------ Excerpted records

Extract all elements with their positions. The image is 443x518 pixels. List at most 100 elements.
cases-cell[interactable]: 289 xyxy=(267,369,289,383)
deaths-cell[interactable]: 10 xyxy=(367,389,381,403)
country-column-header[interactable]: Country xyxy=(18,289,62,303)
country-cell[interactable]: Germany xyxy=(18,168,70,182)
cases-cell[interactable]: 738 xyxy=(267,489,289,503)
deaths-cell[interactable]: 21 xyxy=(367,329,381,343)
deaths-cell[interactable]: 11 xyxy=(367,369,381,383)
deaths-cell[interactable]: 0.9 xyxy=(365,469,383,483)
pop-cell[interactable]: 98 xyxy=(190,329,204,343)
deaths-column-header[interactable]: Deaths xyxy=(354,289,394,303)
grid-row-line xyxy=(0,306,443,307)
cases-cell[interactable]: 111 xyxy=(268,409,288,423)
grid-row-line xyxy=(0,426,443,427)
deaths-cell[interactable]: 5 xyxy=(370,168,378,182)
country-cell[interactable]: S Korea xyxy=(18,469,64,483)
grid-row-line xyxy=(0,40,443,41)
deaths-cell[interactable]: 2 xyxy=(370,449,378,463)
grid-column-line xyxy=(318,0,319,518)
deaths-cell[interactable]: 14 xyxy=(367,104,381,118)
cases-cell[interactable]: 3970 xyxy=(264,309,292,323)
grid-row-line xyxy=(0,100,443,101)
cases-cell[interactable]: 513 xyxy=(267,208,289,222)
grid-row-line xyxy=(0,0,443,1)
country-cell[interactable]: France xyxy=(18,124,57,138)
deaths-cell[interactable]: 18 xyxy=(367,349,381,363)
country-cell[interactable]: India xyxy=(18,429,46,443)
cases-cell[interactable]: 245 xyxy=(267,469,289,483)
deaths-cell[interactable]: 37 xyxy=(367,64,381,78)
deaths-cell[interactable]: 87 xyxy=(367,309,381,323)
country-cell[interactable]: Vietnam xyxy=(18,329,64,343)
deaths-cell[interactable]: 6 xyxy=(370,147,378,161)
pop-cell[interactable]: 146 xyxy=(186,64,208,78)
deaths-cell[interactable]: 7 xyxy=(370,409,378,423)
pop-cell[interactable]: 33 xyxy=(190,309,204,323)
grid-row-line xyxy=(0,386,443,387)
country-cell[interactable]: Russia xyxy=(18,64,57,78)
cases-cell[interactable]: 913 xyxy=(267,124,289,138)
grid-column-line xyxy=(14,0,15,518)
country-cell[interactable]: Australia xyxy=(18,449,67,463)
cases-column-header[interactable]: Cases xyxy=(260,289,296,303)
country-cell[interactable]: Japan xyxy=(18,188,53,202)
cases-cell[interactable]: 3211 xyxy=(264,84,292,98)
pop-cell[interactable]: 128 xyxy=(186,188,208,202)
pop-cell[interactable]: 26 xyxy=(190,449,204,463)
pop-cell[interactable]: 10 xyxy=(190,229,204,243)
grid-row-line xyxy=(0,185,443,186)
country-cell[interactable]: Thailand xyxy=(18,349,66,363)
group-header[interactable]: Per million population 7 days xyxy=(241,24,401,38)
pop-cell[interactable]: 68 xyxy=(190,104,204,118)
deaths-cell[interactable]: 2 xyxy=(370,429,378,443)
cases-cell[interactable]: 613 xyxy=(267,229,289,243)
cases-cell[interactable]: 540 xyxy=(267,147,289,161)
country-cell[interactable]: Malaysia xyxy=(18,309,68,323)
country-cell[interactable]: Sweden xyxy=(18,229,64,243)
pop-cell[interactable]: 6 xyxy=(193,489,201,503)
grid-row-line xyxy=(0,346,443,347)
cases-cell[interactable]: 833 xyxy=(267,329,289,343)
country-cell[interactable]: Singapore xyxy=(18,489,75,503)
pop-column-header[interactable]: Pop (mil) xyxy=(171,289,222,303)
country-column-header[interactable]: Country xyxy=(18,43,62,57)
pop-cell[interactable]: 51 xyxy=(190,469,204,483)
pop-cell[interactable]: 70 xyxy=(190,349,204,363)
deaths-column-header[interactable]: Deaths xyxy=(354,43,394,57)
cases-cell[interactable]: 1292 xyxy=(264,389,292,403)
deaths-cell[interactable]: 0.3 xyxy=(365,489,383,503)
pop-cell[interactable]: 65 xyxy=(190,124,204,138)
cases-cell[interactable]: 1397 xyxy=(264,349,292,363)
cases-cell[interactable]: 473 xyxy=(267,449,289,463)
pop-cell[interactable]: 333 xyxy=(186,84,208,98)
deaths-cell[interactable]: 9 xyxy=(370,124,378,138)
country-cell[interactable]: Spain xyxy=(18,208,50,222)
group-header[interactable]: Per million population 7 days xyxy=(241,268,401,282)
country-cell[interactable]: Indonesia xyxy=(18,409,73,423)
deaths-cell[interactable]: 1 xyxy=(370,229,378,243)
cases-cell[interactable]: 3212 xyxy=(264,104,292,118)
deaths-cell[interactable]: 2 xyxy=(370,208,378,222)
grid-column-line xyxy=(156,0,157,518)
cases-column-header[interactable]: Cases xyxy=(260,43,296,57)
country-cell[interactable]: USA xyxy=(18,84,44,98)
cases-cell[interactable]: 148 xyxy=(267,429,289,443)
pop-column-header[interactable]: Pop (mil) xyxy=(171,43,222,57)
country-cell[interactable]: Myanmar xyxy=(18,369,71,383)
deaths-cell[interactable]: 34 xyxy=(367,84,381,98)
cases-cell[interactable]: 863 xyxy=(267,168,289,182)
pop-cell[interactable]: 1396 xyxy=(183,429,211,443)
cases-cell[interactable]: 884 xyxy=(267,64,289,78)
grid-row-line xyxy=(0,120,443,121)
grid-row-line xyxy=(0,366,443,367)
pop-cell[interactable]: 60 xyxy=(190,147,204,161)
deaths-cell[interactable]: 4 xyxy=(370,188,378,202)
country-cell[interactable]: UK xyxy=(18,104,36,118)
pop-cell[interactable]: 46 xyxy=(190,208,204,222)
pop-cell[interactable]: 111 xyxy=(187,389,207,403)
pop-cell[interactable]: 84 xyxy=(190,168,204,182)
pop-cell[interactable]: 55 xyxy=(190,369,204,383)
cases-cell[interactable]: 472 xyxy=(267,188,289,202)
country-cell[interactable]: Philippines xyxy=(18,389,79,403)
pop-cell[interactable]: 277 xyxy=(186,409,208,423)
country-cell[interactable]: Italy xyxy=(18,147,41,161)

------------

# Task details
Pull out the items above, copying each line unchanged, from the first line up to and including the line that contains "cases-cell[interactable]: 3970 xyxy=(264,309,292,323)".

# The output
Extract all elements with their positions. The image is 443x518 pixels. List at most 100 elements.
cases-cell[interactable]: 289 xyxy=(267,369,289,383)
deaths-cell[interactable]: 10 xyxy=(367,389,381,403)
country-column-header[interactable]: Country xyxy=(18,289,62,303)
country-cell[interactable]: Germany xyxy=(18,168,70,182)
cases-cell[interactable]: 738 xyxy=(267,489,289,503)
deaths-cell[interactable]: 21 xyxy=(367,329,381,343)
deaths-cell[interactable]: 11 xyxy=(367,369,381,383)
deaths-cell[interactable]: 0.9 xyxy=(365,469,383,483)
pop-cell[interactable]: 98 xyxy=(190,329,204,343)
deaths-column-header[interactable]: Deaths xyxy=(354,289,394,303)
grid-row-line xyxy=(0,306,443,307)
cases-cell[interactable]: 111 xyxy=(268,409,288,423)
grid-row-line xyxy=(0,426,443,427)
deaths-cell[interactable]: 5 xyxy=(370,168,378,182)
country-cell[interactable]: S Korea xyxy=(18,469,64,483)
grid-row-line xyxy=(0,40,443,41)
deaths-cell[interactable]: 2 xyxy=(370,449,378,463)
grid-column-line xyxy=(318,0,319,518)
deaths-cell[interactable]: 14 xyxy=(367,104,381,118)
cases-cell[interactable]: 3970 xyxy=(264,309,292,323)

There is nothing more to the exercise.